## begin TASK MATERIAL
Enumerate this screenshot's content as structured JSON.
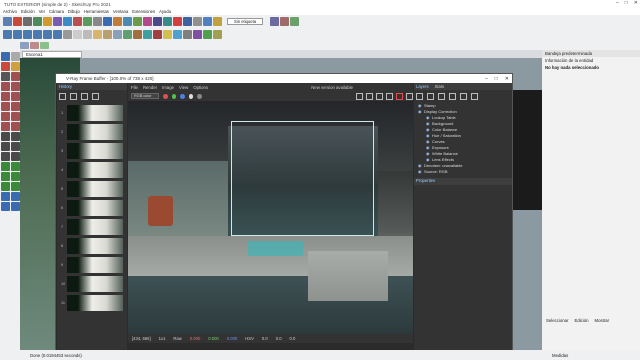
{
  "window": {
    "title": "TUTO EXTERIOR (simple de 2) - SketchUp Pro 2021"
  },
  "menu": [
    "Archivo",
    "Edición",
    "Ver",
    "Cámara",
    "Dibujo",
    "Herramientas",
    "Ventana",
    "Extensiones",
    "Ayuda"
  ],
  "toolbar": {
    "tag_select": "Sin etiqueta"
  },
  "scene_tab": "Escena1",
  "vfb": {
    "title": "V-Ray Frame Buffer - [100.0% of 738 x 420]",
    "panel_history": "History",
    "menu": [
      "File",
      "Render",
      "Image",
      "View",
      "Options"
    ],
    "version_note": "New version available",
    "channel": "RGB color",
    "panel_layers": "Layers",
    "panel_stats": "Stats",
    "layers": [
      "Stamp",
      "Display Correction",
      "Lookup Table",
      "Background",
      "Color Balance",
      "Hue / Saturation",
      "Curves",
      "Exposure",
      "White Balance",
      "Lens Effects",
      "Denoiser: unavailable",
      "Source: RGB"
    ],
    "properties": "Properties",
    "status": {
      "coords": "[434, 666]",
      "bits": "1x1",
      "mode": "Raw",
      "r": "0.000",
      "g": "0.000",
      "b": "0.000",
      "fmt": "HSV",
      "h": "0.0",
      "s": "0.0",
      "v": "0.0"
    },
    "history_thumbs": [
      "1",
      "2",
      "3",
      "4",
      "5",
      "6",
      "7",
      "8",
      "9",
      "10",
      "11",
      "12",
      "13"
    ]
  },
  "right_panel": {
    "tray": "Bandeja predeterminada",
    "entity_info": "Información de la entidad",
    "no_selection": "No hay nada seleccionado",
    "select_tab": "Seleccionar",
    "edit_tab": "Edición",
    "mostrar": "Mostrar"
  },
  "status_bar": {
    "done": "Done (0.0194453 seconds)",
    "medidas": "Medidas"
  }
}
## end TASK MATERIAL
## begin TASK MATERIAL
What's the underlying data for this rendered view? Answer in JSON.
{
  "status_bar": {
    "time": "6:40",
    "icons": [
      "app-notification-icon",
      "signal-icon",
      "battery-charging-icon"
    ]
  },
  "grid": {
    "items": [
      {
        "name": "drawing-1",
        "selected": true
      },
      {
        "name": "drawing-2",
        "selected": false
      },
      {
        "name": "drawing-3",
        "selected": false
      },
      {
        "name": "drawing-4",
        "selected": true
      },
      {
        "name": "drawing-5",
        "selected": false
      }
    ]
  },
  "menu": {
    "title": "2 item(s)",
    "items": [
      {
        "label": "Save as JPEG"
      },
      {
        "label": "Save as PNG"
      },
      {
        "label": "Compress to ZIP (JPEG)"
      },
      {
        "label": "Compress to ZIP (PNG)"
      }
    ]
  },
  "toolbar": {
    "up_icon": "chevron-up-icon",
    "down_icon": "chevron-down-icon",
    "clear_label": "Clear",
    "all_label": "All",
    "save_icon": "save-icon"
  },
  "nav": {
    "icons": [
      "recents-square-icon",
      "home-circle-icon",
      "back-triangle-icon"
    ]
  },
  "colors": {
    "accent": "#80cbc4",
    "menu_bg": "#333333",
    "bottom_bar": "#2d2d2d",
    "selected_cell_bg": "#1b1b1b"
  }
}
## end TASK MATERIAL
### SHORT EXERCISE
What is the number of lines in this material that hold the string "Compress"? Answer with that number only.

### ANSWER TO THE EXERCISE
2